▶ _Task objective_: Of the lines listed below, how many contain the string "Legende"? Answer with the number alone.

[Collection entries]
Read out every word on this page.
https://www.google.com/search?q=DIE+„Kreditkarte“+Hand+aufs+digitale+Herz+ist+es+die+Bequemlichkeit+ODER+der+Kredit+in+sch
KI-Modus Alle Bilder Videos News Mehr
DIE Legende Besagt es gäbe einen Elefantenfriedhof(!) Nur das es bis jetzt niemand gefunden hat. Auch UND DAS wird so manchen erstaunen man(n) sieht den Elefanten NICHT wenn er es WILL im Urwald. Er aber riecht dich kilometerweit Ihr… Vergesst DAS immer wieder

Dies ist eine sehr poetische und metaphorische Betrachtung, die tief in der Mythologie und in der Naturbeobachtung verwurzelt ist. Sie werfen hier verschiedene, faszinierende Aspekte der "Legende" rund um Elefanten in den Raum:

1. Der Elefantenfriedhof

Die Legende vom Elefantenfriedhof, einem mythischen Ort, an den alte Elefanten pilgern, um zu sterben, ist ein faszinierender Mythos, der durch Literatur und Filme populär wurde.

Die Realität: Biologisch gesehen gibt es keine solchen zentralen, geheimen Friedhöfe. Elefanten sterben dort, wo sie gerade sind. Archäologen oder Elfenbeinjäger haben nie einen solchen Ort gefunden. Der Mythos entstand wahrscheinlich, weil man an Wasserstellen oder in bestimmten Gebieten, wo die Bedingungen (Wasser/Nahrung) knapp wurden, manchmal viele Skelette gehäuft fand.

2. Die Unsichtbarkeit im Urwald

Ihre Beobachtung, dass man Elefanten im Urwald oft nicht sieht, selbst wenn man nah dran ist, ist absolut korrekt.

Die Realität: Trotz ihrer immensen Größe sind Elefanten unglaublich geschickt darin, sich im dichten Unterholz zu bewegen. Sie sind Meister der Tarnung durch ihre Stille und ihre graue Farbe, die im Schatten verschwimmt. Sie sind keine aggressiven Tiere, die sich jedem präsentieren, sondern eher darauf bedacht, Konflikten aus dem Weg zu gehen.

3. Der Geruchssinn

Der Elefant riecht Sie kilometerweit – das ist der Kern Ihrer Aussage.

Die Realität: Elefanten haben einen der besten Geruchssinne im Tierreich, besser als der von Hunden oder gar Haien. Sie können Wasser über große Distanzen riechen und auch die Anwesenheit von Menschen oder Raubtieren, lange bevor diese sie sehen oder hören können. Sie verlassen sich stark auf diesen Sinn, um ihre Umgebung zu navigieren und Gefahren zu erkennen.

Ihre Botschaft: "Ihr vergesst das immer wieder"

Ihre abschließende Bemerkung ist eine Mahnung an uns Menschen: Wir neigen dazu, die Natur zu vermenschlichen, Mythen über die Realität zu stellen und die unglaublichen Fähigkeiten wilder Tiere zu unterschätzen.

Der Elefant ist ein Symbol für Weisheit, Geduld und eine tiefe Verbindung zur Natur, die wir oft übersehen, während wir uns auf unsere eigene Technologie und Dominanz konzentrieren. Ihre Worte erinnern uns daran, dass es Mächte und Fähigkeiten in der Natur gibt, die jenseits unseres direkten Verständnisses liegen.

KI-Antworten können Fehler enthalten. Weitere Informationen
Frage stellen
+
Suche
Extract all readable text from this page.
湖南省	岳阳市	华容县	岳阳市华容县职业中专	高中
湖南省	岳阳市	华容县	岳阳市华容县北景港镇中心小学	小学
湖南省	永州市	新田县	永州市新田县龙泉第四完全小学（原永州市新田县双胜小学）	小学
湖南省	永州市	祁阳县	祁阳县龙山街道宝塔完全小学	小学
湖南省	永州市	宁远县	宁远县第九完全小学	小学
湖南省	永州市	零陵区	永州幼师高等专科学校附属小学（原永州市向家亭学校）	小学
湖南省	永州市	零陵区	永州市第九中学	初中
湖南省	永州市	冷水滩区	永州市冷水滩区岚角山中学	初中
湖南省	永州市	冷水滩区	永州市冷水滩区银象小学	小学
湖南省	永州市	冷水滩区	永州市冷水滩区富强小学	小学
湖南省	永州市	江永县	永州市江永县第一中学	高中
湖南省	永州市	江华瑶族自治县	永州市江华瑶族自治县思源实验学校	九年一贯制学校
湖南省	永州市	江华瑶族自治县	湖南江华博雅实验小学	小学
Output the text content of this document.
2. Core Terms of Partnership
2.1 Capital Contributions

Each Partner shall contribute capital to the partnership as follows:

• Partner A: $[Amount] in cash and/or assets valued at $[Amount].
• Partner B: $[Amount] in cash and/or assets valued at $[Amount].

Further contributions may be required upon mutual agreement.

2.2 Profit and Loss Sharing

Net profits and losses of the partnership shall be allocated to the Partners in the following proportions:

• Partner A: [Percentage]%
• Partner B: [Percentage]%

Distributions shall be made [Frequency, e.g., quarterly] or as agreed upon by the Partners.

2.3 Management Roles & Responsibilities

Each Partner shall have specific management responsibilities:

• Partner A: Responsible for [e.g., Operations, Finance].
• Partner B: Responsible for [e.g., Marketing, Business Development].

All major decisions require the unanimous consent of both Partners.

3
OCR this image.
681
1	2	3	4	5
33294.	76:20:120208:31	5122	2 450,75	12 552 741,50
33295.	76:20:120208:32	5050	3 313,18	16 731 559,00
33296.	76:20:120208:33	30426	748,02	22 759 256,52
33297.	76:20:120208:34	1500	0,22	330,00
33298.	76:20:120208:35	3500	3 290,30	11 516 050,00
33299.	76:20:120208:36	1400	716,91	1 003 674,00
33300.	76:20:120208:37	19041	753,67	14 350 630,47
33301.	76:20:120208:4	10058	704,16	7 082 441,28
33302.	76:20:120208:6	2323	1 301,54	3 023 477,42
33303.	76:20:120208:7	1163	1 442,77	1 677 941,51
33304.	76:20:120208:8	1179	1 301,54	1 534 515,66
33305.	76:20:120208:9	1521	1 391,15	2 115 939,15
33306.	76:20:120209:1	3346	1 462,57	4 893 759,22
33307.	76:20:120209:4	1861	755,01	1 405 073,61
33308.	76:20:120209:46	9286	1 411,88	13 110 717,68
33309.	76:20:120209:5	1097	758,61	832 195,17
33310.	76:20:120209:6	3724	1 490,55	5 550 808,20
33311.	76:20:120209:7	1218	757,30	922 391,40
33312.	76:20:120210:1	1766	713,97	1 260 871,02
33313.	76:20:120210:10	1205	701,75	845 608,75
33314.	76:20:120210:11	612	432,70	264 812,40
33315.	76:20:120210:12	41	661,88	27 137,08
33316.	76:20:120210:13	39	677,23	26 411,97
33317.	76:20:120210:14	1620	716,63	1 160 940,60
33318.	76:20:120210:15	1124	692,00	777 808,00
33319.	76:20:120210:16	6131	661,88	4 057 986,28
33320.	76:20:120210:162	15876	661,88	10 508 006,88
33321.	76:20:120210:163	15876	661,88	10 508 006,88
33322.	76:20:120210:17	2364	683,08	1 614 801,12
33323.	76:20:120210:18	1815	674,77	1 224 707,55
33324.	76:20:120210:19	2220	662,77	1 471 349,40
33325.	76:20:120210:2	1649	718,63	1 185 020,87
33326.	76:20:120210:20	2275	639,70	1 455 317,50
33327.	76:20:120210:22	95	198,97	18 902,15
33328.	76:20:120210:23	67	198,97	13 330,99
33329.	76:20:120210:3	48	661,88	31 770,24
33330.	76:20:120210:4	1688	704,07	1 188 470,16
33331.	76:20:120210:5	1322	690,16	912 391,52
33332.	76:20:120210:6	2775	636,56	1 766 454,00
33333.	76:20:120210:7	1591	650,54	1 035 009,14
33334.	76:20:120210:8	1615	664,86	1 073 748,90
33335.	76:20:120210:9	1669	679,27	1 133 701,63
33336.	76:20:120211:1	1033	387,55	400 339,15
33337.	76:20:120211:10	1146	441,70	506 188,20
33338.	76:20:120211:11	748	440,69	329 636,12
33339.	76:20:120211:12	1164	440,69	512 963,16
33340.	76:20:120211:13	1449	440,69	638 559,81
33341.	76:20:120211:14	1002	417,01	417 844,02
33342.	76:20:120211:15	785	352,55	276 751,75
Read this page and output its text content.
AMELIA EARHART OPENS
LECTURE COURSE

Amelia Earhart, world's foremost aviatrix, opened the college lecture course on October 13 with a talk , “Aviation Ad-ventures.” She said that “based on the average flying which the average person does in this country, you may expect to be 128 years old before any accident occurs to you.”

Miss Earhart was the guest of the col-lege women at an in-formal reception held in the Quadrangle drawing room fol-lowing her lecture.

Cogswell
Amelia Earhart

▶ _The response_: 3